◆ EXERCISE BRIEF:
Copy out the lines of the entries word for word, from the first one up to and including the line containing "444, 341, 457]".

Element and region listings:
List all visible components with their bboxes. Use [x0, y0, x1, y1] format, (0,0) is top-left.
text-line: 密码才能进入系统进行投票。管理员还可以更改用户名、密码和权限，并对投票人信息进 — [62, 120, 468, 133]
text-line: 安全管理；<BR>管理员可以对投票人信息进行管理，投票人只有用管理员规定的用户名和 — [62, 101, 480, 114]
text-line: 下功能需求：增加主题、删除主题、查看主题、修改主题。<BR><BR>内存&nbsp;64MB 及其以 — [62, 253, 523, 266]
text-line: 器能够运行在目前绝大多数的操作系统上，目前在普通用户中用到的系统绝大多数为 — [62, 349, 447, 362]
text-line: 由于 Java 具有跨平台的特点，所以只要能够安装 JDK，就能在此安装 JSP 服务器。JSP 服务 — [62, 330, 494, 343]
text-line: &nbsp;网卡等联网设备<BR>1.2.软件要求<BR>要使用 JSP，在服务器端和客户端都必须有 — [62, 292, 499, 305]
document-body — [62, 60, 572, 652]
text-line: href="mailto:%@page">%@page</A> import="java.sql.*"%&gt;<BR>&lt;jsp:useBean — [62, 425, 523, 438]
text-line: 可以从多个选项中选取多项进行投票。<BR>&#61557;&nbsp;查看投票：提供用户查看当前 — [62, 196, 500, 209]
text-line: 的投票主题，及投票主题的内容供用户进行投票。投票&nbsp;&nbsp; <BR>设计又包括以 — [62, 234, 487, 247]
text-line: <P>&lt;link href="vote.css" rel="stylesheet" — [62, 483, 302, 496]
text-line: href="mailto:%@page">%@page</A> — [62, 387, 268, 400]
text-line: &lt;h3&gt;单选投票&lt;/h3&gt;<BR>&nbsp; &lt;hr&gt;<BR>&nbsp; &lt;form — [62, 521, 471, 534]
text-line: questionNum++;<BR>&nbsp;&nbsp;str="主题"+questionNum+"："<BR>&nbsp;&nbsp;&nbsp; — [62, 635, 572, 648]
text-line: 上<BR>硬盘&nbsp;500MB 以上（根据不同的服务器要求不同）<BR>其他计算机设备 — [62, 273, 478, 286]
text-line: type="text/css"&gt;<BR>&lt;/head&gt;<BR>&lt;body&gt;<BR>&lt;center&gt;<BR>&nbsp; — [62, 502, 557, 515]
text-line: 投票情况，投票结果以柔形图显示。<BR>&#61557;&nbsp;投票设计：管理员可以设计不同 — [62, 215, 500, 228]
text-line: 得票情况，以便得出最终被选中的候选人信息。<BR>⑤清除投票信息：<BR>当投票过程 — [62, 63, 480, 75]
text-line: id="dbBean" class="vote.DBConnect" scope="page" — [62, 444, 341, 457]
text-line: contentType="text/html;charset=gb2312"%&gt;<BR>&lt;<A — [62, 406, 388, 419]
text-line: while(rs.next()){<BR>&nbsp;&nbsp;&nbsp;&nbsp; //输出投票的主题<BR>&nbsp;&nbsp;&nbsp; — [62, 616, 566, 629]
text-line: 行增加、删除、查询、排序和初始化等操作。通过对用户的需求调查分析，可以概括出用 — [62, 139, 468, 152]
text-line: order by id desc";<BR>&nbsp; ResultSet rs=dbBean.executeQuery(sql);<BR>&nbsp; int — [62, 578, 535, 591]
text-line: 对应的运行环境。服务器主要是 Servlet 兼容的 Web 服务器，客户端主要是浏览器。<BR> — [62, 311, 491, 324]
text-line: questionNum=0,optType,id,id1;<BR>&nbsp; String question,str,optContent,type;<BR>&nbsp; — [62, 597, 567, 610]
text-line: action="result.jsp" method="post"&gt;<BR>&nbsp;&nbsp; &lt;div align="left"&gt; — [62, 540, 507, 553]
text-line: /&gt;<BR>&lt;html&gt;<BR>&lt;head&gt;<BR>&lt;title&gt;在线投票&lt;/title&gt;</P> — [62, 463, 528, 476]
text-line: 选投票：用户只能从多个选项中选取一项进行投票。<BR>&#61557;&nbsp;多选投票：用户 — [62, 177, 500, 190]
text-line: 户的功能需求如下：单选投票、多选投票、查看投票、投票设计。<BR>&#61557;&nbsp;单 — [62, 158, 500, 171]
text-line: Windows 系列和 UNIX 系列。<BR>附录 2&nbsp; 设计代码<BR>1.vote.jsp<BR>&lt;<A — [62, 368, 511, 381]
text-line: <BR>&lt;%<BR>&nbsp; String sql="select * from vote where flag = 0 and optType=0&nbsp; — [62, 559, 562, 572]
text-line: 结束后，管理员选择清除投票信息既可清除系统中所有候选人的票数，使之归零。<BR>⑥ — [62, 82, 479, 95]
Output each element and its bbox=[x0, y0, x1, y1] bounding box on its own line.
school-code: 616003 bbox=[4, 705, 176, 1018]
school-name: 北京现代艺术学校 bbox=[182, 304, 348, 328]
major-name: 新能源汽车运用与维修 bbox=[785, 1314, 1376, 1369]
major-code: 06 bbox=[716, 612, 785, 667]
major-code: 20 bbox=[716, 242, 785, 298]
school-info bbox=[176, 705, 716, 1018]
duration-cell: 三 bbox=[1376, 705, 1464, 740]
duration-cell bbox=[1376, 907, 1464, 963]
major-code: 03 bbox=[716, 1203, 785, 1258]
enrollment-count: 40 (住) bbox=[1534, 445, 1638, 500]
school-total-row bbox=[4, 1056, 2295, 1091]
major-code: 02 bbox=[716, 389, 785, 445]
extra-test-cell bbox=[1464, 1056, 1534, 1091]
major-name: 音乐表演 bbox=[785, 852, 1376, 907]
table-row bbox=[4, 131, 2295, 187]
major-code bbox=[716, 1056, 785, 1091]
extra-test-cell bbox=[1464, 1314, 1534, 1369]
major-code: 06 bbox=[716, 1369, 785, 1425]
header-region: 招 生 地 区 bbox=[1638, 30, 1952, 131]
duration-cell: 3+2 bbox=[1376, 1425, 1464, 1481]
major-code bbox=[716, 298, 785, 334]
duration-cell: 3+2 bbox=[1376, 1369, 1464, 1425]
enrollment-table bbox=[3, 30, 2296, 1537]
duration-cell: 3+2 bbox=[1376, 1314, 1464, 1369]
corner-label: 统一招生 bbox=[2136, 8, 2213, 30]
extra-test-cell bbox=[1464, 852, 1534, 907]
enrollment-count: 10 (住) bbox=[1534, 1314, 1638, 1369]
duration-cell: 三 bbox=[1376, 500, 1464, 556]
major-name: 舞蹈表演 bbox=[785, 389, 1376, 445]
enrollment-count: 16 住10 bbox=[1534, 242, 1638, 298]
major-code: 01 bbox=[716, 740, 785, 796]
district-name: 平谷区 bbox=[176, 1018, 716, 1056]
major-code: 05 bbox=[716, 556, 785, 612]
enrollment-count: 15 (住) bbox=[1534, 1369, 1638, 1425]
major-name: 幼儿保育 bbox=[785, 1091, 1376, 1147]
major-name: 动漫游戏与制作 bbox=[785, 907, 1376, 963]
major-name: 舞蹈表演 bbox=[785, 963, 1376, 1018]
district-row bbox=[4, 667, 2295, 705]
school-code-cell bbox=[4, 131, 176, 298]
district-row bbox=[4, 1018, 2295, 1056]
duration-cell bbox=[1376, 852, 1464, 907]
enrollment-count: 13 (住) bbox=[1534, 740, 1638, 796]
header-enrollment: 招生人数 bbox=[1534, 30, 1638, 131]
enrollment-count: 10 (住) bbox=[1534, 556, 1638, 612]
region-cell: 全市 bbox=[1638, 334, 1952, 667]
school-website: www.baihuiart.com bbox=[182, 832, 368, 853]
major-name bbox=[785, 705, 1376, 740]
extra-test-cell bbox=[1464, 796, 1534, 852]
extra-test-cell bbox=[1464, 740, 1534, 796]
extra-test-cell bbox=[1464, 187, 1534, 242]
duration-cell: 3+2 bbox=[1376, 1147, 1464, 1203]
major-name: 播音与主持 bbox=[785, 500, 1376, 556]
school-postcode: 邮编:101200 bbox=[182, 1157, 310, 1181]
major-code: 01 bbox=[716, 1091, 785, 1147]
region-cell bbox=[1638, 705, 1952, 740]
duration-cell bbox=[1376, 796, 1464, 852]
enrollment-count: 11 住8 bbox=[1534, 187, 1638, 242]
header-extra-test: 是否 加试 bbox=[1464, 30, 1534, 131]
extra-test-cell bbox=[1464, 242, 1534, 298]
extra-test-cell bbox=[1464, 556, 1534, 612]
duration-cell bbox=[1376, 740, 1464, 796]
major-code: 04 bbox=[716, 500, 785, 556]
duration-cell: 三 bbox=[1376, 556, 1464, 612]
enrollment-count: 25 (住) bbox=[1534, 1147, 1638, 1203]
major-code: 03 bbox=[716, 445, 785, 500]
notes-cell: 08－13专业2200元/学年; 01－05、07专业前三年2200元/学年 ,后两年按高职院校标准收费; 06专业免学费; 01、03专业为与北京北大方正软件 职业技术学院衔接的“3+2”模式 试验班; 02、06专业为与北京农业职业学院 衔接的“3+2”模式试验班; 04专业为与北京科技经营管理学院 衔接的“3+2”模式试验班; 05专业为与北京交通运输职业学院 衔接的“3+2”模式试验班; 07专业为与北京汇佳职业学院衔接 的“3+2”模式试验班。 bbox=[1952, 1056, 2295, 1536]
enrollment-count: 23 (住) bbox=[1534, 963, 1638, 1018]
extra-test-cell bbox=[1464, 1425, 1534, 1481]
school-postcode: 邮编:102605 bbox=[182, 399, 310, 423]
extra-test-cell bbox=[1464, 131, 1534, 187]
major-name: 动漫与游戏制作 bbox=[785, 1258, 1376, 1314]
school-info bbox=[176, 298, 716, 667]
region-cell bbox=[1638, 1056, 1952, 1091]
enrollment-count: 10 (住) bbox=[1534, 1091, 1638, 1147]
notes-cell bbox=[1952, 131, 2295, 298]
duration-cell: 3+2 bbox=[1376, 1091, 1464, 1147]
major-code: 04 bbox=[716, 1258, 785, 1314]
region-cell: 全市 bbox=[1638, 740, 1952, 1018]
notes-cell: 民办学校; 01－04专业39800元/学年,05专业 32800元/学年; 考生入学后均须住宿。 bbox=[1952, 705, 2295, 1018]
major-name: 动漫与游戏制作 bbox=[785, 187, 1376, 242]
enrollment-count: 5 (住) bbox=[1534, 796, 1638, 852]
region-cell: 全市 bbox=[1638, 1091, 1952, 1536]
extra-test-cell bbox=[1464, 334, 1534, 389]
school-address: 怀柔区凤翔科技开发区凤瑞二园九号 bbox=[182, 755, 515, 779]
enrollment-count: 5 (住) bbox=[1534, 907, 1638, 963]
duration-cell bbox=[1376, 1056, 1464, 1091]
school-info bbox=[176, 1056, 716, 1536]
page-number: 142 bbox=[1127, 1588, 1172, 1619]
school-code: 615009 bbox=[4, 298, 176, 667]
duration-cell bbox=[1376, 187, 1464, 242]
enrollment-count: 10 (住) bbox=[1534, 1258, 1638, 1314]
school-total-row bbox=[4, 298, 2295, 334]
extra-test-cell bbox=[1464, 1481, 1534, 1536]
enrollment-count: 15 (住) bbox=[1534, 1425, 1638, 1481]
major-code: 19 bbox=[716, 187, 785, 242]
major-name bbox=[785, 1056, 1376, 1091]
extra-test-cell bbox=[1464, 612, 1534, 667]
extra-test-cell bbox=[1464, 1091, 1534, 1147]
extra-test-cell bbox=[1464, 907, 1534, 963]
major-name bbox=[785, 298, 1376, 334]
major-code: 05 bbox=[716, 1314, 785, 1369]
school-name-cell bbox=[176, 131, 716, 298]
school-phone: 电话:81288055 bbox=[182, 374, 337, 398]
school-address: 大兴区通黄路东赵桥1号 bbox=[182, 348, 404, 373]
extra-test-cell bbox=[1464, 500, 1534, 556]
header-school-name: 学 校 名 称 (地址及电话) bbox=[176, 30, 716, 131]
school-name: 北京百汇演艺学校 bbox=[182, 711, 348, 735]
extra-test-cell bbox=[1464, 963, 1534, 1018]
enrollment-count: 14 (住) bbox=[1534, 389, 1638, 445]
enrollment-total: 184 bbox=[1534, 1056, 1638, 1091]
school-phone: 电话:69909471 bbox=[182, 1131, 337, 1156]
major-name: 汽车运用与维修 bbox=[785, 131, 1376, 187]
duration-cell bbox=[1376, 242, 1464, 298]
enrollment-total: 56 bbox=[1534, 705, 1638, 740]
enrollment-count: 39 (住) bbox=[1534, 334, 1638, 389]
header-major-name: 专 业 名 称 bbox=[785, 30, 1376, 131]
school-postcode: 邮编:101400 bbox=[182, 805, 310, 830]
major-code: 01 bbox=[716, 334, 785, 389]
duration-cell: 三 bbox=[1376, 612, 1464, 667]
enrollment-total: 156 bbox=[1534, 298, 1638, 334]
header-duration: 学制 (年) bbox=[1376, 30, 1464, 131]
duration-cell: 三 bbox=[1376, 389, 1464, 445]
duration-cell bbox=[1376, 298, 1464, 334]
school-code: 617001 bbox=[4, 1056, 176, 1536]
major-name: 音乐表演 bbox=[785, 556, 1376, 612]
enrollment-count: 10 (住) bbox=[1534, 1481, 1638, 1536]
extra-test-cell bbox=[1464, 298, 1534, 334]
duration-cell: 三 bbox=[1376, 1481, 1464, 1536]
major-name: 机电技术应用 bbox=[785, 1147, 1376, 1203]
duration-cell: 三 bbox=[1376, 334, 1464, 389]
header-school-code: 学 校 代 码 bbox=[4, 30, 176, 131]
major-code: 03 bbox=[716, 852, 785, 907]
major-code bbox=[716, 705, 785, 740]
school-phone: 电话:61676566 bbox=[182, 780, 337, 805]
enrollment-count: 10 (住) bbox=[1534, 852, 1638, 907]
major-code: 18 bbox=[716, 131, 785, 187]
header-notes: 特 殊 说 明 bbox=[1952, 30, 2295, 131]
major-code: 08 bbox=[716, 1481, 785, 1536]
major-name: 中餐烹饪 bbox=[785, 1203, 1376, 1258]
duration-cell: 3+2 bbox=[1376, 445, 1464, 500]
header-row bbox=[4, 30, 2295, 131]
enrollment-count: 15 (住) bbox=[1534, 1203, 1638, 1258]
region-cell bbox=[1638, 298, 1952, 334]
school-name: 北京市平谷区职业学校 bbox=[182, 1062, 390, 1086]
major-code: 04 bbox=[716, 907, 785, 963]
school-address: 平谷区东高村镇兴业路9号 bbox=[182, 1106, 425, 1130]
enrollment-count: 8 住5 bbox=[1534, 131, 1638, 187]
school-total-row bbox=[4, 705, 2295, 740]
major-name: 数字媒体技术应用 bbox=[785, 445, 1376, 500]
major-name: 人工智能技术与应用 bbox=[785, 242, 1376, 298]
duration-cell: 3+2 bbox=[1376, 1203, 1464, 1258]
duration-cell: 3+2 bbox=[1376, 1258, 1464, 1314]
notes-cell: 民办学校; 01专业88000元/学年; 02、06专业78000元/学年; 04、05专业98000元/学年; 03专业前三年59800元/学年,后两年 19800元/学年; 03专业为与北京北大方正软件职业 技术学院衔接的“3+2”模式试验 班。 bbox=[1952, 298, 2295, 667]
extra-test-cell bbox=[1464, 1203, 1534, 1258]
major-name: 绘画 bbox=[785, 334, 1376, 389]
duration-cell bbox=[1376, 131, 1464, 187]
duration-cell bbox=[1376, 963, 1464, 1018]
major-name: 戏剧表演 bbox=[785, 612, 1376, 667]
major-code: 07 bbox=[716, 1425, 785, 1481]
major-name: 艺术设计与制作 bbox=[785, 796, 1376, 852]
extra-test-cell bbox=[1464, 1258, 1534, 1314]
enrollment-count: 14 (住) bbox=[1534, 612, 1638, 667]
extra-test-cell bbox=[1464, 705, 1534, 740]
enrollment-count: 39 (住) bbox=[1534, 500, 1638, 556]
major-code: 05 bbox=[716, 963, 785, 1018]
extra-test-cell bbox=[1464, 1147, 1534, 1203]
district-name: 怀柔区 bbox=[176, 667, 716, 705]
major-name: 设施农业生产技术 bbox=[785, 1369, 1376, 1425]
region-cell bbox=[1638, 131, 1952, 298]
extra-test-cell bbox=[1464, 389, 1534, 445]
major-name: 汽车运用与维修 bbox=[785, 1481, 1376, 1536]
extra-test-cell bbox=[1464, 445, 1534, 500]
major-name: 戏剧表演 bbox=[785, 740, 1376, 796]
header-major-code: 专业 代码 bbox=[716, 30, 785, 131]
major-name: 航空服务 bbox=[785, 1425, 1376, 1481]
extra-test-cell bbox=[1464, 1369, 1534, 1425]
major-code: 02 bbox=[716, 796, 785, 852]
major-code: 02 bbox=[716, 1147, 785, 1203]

◆ SOLUTION FOR THIS TASK:
List all visible components with their bboxes. Use [x0, y0, x1, y1] format, (0,0) is top-left.
text-line: 密码才能进入系统进行投票。管理员还可以更改用户名、密码和权限，并对投票人信息进 — [62, 120, 468, 133]
text-line: 安全管理；<BR>管理员可以对投票人信息进行管理，投票人只有用管理员规定的用户名和 — [62, 101, 480, 114]
text-line: 下功能需求：增加主题、删除主题、查看主题、修改主题。<BR><BR>内存&nbsp;64MB 及其以 — [62, 253, 523, 266]
text-line: 器能够运行在目前绝大多数的操作系统上，目前在普通用户中用到的系统绝大多数为 — [62, 349, 447, 362]
text-line: 由于 Java 具有跨平台的特点，所以只要能够安装 JDK，就能在此安装 JSP 服务器。JSP 服务 — [62, 330, 494, 343]
text-line: &nbsp;网卡等联网设备<BR>1.2.软件要求<BR>要使用 JSP，在服务器端和客户端都必须有 — [62, 292, 499, 305]
document-body — [62, 60, 572, 652]
text-line: href="mailto:%@page">%@page</A> import="java.sql.*"%&gt;<BR>&lt;jsp:useBean — [62, 425, 523, 438]
text-line: 可以从多个选项中选取多项进行投票。<BR>&#61557;&nbsp;查看投票：提供用户查看当前 — [62, 196, 500, 209]
text-line: 的投票主题，及投票主题的内容供用户进行投票。投票&nbsp;&nbsp; <BR>设计又包括以 — [62, 234, 487, 247]
text-line: <P>&lt;link href="vote.css" rel="stylesheet" — [62, 483, 302, 496]
text-line: href="mailto:%@page">%@page</A> — [62, 387, 268, 400]
text-line: &lt;h3&gt;单选投票&lt;/h3&gt;<BR>&nbsp; &lt;hr&gt;<BR>&nbsp; &lt;form — [62, 521, 471, 534]
text-line: questionNum++;<BR>&nbsp;&nbsp;str="主题"+questionNum+"："<BR>&nbsp;&nbsp;&nbsp; — [62, 635, 572, 648]
text-line: 上<BR>硬盘&nbsp;500MB 以上（根据不同的服务器要求不同）<BR>其他计算机设备 — [62, 273, 478, 286]
text-line: type="text/css"&gt;<BR>&lt;/head&gt;<BR>&lt;body&gt;<BR>&lt;center&gt;<BR>&nbsp; — [62, 502, 557, 515]
text-line: 投票情况，投票结果以柔形图显示。<BR>&#61557;&nbsp;投票设计：管理员可以设计不同 — [62, 215, 500, 228]
text-line: 得票情况，以便得出最终被选中的候选人信息。<BR>⑤清除投票信息：<BR>当投票过程 — [62, 63, 480, 75]
text-line: id="dbBean" class="vote.DBConnect" scope="page" — [62, 444, 341, 457]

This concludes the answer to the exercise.